Search the records for "Discharge". Copy every line where it appears.
--- start ---
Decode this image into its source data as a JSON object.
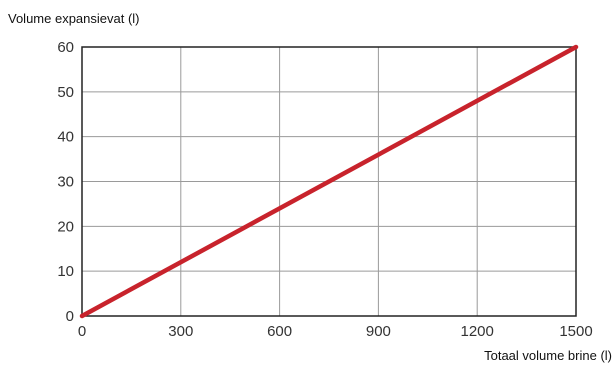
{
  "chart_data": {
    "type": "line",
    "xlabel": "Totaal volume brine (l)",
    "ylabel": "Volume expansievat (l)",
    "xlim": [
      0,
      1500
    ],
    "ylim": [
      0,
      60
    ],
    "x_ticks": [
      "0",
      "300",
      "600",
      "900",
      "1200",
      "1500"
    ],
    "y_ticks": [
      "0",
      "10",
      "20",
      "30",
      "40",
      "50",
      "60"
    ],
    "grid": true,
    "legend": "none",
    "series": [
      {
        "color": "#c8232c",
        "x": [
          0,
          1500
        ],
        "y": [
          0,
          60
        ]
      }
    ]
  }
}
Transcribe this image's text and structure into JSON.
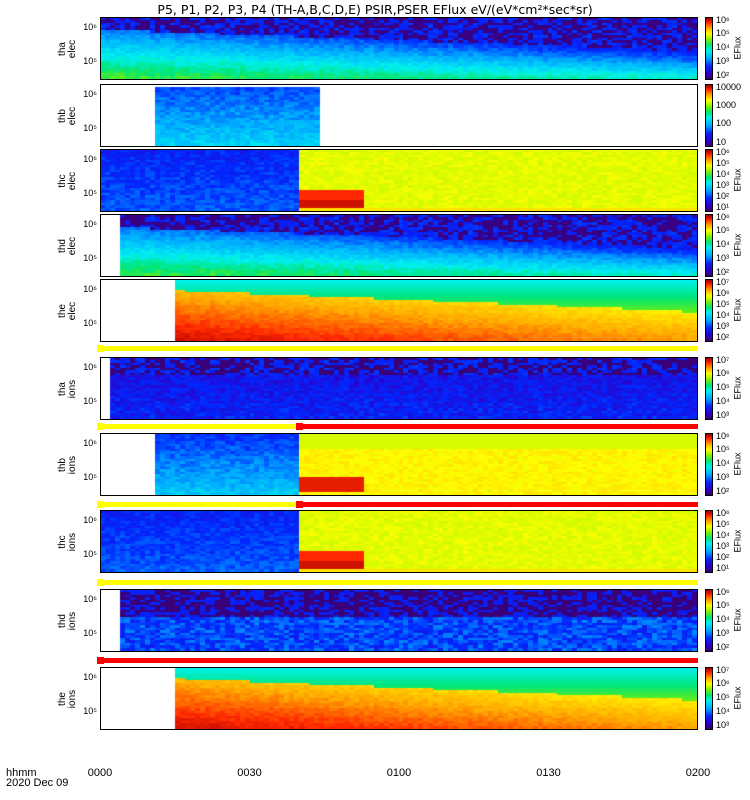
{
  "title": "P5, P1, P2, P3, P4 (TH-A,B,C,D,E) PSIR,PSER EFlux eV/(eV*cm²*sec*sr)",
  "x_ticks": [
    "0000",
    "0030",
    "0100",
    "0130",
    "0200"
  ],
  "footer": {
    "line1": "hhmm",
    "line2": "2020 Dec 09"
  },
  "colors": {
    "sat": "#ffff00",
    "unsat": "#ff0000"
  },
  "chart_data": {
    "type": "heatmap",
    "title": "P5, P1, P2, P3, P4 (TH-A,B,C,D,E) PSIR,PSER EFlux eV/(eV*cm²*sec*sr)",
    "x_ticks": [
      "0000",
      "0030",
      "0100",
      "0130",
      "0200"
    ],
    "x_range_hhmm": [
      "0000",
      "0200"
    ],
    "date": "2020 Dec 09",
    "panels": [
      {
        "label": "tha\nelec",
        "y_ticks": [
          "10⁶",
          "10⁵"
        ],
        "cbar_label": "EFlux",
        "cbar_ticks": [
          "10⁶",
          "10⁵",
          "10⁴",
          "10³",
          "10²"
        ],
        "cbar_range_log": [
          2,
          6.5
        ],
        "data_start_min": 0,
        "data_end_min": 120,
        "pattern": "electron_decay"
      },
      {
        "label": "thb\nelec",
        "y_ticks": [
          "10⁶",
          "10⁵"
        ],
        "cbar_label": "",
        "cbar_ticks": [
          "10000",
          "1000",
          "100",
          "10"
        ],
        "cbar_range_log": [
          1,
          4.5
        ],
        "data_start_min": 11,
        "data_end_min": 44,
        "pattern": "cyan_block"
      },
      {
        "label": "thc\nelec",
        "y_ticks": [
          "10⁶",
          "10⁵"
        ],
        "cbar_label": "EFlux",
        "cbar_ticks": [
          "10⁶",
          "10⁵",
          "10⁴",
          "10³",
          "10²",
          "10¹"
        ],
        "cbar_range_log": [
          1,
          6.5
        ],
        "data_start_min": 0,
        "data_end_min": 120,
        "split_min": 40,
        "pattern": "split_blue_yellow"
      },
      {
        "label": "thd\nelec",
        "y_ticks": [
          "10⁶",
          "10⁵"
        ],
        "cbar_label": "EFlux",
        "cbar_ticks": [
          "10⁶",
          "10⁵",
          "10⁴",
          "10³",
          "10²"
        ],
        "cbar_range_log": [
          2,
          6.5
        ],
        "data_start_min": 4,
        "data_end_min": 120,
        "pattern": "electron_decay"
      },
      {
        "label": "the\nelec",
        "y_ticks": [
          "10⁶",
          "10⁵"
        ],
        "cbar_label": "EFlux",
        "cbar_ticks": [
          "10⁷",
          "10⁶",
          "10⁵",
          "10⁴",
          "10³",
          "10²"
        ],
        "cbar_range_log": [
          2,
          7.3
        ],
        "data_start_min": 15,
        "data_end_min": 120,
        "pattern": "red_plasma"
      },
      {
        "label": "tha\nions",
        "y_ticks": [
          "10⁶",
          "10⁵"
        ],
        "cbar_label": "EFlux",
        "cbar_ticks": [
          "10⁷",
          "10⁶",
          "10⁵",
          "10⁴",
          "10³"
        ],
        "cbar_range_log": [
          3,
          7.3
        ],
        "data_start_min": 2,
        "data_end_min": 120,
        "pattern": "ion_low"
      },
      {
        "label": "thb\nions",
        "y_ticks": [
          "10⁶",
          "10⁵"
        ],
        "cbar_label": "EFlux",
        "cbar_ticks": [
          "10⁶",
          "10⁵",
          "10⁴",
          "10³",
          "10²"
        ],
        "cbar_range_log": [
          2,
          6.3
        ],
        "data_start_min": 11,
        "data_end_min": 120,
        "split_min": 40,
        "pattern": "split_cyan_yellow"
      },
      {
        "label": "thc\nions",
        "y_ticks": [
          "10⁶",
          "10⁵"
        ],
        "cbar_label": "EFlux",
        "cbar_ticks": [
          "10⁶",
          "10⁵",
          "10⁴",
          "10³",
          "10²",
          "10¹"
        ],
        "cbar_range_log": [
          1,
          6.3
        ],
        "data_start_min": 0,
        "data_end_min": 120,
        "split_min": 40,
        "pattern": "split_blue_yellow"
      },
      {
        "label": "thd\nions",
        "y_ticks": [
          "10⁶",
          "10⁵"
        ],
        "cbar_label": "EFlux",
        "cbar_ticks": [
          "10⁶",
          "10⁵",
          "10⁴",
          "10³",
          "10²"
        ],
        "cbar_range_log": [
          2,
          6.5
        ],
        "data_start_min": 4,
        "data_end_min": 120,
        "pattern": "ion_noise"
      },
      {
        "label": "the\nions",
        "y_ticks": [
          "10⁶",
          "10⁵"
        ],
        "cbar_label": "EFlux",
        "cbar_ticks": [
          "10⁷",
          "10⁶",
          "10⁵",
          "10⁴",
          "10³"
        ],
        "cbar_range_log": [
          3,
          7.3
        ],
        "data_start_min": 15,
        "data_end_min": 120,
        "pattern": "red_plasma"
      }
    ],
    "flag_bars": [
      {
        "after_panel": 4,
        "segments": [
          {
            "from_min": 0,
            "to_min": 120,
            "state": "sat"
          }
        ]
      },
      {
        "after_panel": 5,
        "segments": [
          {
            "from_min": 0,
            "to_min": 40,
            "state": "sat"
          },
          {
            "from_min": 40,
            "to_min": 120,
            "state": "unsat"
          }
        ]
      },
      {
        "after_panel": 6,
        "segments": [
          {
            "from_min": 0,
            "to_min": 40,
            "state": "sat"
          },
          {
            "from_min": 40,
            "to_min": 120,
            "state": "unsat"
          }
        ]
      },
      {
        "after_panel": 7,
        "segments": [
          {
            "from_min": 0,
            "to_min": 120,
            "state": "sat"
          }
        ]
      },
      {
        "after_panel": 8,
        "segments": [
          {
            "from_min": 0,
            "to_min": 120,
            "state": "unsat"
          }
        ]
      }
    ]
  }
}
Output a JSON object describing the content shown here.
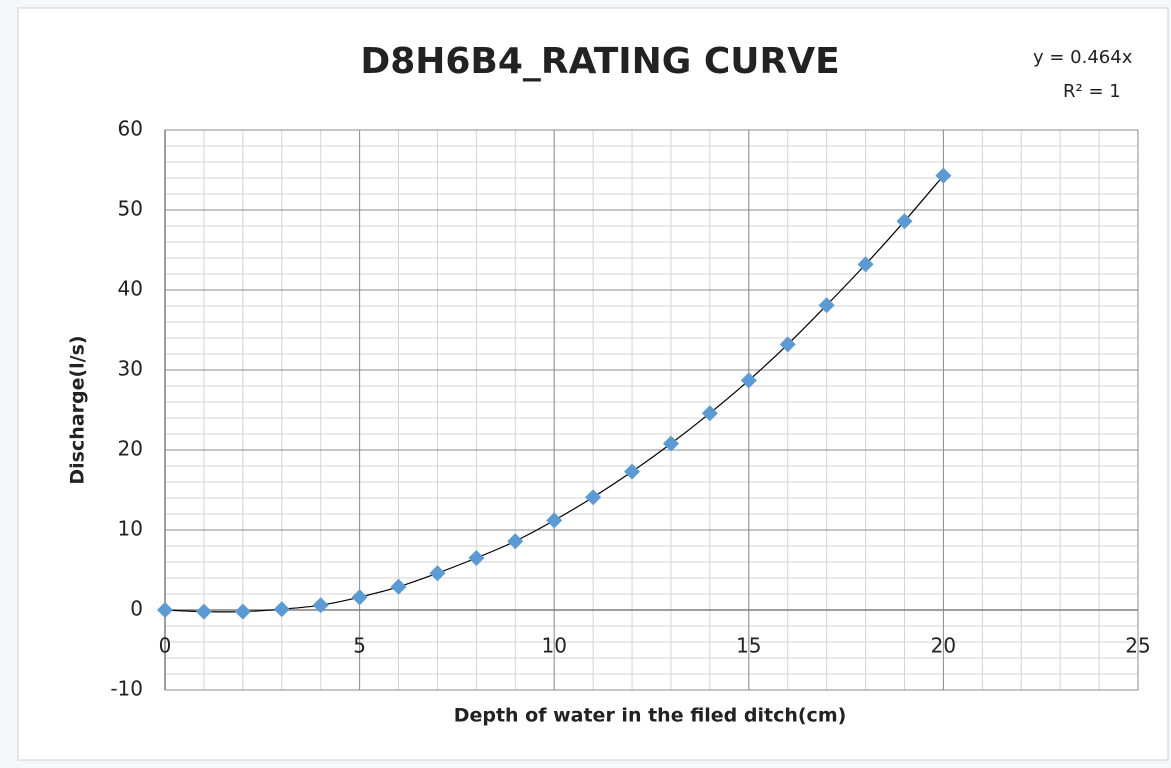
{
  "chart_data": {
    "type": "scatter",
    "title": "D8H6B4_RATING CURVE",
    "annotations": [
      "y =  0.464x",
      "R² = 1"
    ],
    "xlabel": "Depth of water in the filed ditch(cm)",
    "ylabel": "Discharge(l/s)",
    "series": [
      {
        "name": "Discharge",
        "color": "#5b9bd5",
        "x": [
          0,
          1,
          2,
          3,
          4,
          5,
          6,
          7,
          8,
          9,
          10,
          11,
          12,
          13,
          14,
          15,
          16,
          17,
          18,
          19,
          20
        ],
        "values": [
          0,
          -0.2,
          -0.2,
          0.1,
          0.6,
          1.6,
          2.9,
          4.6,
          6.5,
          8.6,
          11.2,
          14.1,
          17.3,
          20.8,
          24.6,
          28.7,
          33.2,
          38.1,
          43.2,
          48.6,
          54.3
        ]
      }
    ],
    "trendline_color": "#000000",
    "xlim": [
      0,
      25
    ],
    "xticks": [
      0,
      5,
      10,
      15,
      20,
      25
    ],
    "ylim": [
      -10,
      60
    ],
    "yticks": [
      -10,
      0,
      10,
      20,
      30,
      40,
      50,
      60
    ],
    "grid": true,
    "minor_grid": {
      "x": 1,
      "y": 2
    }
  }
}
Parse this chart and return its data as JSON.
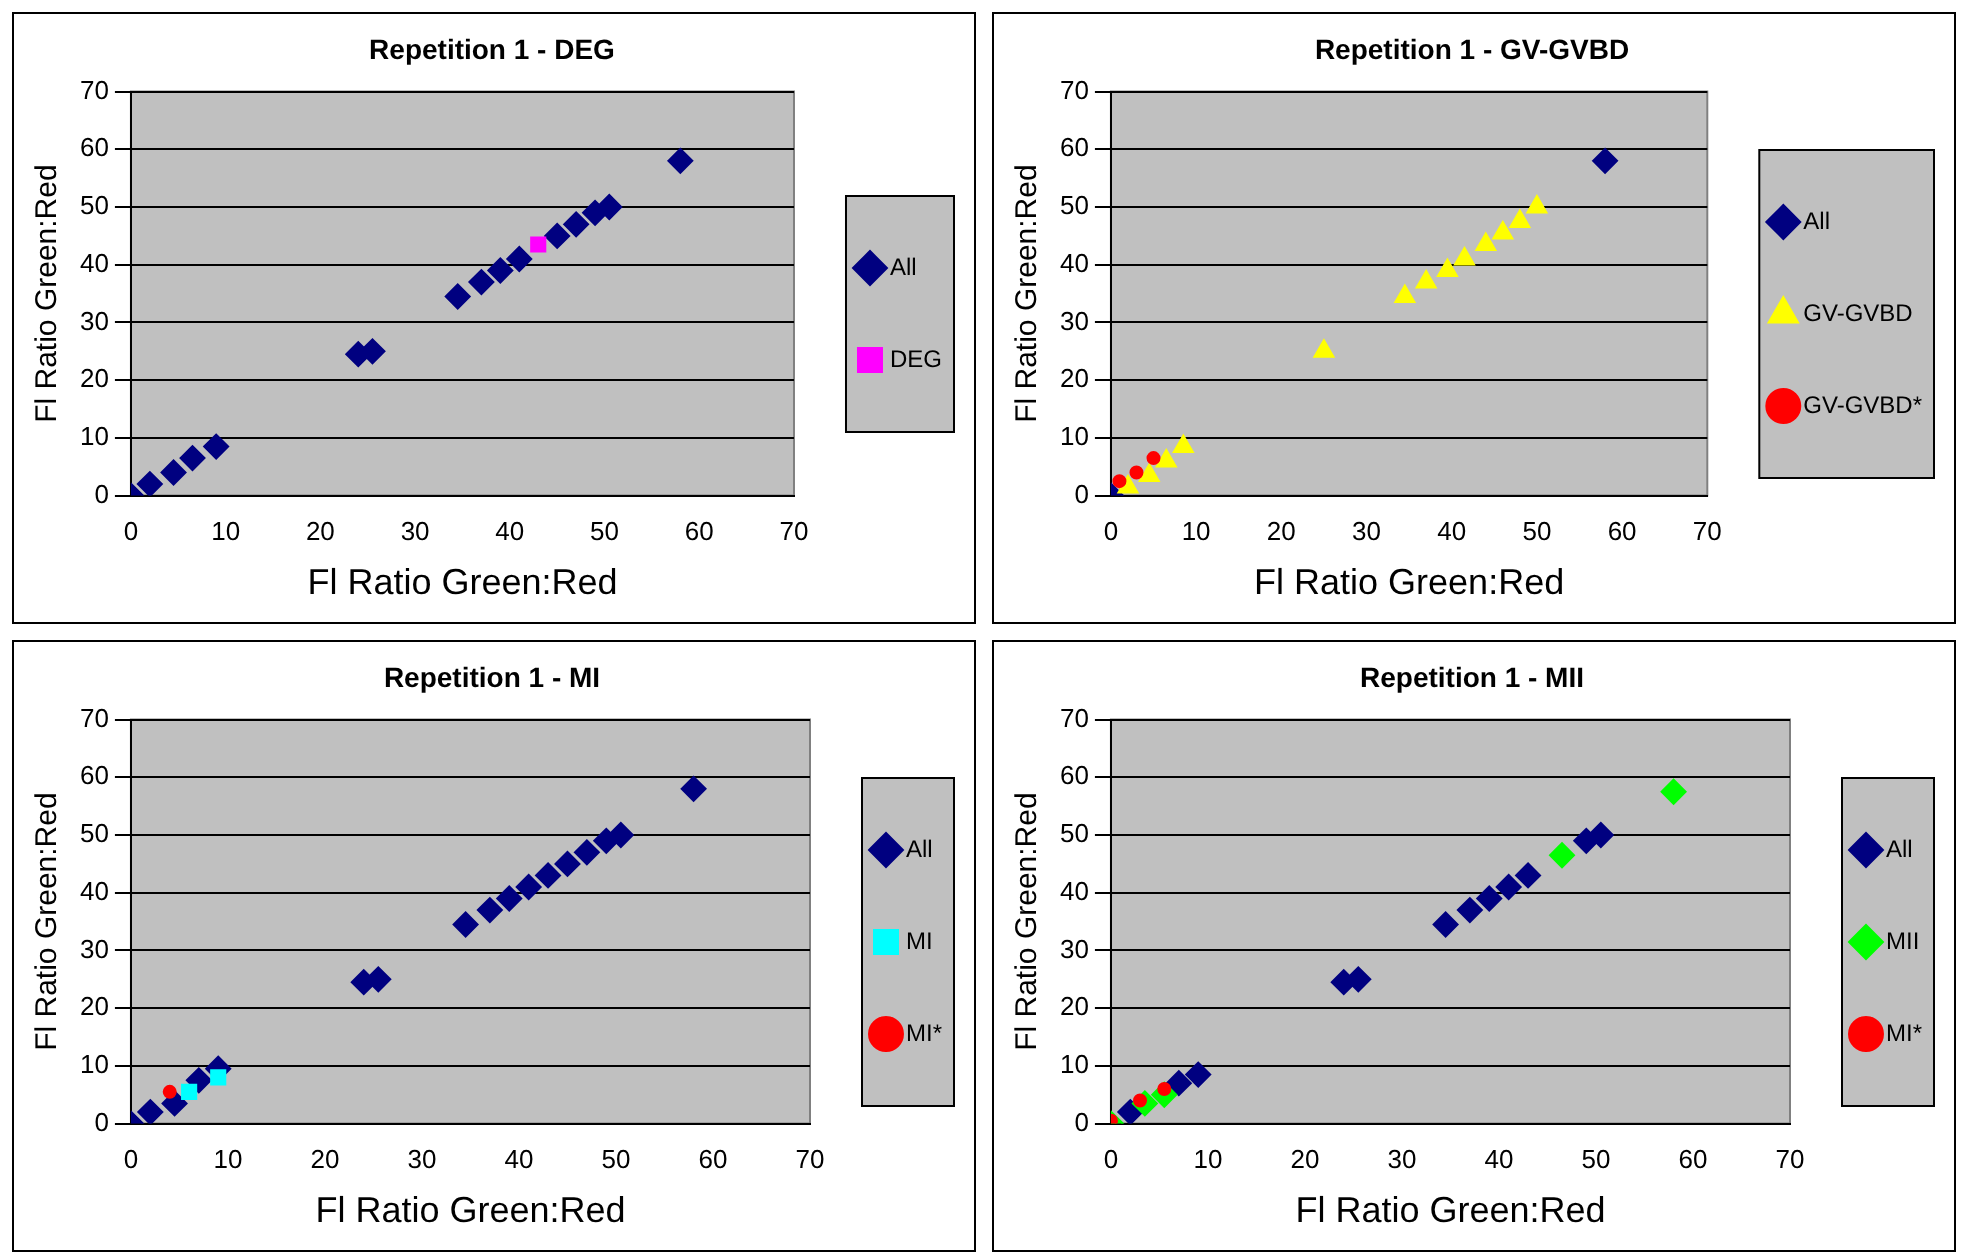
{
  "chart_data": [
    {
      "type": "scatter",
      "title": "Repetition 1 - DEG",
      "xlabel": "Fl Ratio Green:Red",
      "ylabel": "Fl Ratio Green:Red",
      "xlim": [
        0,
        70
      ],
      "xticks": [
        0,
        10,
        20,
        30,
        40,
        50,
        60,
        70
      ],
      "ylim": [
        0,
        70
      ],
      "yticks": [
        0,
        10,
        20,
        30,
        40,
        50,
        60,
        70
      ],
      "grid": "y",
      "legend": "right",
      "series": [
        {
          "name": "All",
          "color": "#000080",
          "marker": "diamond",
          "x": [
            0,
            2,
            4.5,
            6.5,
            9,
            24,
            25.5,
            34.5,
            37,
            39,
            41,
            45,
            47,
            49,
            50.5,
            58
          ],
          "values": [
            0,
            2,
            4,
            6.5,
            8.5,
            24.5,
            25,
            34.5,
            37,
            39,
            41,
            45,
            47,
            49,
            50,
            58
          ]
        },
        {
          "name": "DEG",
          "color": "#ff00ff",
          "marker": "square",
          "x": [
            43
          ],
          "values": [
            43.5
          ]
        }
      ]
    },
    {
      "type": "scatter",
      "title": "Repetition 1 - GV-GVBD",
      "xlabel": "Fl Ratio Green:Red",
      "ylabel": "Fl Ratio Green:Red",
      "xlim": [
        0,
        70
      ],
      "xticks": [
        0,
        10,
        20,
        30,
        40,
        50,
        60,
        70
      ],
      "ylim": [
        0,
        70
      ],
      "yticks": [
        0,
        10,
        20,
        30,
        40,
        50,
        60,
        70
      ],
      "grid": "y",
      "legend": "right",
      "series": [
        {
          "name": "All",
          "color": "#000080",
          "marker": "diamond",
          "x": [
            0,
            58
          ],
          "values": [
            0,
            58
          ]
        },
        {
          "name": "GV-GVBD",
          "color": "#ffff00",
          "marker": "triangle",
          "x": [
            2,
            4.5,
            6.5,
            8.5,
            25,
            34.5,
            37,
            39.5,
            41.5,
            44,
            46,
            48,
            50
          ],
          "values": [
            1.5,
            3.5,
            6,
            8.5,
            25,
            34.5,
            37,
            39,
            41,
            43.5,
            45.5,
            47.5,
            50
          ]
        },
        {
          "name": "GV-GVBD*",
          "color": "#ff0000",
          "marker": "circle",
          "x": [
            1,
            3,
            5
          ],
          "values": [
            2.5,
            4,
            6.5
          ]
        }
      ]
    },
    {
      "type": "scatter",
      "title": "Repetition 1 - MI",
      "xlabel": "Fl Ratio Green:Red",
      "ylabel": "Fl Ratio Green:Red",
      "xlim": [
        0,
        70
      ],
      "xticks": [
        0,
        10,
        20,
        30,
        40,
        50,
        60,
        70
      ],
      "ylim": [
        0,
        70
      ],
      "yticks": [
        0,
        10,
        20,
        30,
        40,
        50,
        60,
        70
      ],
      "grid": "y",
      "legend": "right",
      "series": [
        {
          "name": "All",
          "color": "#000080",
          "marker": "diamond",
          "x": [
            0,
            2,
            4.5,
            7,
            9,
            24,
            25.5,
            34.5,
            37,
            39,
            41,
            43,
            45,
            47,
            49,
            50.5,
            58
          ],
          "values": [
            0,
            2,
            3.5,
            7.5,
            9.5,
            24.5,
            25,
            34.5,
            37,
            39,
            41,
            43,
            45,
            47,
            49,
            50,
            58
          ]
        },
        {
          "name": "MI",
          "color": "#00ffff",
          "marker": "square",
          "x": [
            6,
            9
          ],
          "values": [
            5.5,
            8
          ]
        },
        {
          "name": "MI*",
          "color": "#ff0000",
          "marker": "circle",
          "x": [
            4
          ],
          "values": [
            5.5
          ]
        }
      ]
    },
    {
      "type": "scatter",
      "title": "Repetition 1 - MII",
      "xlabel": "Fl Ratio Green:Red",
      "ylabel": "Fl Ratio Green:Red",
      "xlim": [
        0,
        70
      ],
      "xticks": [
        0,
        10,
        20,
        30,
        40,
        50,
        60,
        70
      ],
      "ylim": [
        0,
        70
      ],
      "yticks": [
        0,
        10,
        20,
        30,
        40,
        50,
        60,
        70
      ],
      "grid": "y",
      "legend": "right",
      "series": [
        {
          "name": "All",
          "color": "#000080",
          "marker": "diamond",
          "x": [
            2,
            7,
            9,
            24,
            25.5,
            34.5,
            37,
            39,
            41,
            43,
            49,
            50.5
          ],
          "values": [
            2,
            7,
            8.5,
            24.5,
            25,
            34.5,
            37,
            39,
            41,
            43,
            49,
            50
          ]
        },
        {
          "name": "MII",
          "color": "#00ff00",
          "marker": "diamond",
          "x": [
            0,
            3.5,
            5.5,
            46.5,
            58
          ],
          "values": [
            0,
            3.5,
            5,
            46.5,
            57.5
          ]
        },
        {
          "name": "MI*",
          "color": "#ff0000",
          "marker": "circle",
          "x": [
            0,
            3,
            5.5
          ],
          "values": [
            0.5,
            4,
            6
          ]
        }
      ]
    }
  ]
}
--- end ---
• [REPLY TO THE TASK]:
    "ylabel": "Discharge(l/s)",
        "name": "Discharge",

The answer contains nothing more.